OBJECTIVE
Write out each line from the data below that includes the word "color".

SUPPLIED MATERIAL
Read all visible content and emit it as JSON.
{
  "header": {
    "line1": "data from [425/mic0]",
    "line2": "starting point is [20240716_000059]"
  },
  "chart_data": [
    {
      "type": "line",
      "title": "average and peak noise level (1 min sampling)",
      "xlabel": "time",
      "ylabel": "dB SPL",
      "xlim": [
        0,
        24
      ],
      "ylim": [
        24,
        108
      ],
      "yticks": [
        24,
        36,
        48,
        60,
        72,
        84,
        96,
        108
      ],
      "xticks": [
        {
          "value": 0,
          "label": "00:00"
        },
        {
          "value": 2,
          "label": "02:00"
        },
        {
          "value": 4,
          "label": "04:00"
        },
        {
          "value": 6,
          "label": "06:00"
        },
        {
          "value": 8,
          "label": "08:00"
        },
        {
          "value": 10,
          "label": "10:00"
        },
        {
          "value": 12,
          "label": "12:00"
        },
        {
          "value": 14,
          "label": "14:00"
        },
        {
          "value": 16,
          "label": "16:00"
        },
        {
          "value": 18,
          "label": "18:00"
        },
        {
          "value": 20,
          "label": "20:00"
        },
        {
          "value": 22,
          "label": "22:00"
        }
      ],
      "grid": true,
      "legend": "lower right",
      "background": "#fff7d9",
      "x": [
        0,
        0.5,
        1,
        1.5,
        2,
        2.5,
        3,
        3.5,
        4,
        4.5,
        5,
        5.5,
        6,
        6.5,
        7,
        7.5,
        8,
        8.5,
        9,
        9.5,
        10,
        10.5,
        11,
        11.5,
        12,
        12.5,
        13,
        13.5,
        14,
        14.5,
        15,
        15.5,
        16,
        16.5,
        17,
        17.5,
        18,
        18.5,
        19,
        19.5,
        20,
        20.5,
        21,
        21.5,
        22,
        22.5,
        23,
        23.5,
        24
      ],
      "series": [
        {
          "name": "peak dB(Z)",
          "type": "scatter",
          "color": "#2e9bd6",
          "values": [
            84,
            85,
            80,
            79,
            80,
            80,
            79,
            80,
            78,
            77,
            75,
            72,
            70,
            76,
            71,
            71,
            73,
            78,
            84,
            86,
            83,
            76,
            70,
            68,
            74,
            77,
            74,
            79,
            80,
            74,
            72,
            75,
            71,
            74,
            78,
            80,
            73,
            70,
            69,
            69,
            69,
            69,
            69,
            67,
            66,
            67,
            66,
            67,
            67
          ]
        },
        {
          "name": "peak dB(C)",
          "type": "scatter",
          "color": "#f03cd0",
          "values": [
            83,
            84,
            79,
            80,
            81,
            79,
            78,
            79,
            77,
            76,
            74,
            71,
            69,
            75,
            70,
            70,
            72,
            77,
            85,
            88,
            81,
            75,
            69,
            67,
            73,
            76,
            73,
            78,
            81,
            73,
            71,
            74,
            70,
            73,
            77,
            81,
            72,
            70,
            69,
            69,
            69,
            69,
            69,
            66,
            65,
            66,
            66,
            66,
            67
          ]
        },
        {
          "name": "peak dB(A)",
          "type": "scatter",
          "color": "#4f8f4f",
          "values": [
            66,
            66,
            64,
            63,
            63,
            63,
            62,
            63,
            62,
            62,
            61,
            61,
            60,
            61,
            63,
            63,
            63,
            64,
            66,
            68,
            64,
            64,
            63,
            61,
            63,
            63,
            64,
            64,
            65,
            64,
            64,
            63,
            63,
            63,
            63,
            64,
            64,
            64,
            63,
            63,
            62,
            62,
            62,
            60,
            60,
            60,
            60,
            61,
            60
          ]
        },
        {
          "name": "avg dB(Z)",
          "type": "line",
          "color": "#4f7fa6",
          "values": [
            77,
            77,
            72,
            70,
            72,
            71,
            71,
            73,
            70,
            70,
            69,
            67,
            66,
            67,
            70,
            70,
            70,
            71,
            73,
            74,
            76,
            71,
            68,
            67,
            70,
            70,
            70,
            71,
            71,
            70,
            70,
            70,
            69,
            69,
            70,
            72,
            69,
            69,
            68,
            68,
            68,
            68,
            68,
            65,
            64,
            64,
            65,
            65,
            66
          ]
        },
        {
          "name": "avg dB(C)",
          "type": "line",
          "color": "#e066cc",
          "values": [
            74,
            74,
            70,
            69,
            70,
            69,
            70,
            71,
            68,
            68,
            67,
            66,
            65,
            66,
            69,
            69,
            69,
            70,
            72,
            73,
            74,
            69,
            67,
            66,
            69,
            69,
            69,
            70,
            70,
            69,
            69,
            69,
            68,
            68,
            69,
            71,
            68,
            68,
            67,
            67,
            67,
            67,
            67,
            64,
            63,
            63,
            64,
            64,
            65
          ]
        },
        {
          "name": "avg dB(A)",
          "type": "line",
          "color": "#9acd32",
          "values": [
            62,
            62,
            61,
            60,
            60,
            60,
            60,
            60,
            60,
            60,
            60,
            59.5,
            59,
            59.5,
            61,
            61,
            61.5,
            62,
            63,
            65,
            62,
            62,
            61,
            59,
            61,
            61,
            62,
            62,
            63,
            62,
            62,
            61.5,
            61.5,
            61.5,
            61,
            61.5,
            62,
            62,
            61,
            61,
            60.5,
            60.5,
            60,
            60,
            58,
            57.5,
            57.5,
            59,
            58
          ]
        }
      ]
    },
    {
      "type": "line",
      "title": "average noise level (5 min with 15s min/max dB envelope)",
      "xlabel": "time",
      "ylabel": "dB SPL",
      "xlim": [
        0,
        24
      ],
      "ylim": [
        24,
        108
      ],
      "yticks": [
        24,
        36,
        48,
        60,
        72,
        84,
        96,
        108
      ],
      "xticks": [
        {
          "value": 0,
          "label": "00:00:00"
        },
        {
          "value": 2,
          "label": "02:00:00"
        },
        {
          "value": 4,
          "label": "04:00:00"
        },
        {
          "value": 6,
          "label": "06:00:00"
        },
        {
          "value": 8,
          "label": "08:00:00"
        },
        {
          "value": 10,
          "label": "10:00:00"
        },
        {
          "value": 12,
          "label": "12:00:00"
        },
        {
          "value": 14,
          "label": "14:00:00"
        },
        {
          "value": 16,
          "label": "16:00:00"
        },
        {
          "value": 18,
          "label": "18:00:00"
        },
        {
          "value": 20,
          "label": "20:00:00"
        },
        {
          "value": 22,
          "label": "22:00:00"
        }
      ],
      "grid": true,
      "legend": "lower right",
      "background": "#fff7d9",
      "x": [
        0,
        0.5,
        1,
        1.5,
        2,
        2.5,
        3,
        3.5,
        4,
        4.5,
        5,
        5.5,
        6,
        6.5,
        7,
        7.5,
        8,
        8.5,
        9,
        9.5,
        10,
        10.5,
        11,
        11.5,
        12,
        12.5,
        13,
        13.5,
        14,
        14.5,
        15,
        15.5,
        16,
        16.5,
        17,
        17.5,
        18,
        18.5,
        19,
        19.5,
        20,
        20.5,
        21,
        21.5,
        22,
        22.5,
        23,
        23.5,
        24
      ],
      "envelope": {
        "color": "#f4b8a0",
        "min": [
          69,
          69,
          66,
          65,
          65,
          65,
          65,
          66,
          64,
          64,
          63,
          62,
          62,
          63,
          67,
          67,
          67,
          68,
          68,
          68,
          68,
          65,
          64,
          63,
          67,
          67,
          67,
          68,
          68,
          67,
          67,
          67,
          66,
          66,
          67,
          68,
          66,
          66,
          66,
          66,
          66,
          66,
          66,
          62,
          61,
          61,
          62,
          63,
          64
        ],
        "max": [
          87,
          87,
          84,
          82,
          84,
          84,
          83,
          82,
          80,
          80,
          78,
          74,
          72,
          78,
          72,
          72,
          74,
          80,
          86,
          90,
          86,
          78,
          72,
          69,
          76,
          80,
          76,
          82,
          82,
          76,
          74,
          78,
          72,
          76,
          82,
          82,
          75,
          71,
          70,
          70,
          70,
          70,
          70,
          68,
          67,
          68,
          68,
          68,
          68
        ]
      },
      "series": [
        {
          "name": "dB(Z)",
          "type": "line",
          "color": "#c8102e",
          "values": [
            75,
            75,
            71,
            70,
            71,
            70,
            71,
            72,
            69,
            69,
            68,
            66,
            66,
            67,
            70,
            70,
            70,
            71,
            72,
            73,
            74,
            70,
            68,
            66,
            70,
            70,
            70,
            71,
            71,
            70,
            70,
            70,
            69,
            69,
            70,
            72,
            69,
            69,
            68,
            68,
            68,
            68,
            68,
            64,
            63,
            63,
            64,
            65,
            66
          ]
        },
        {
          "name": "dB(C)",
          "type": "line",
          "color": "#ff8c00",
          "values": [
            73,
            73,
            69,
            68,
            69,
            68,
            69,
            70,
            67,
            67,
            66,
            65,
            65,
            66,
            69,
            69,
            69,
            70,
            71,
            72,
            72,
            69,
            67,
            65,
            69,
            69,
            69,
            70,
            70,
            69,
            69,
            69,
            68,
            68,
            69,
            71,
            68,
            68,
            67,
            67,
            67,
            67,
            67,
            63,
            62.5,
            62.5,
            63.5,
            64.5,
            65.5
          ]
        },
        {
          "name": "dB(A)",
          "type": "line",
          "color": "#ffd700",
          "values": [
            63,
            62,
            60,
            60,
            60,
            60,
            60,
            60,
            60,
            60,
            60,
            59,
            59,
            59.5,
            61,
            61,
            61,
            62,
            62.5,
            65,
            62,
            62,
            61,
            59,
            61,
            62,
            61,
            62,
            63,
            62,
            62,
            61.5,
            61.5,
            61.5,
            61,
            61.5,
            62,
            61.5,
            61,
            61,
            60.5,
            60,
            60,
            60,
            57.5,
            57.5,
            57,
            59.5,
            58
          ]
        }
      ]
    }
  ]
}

ANSWER TO THE PROBLEM
          "color": "#2e9bd6",
          "color": "#f03cd0",
          "color": "#4f8f4f",
          "color": "#4f7fa6",
          "color": "#e066cc",
          "color": "#9acd32",
        "color": "#f4b8a0",
          "color": "#c8102e",
          "color": "#ff8c00",
          "color": "#ffd700",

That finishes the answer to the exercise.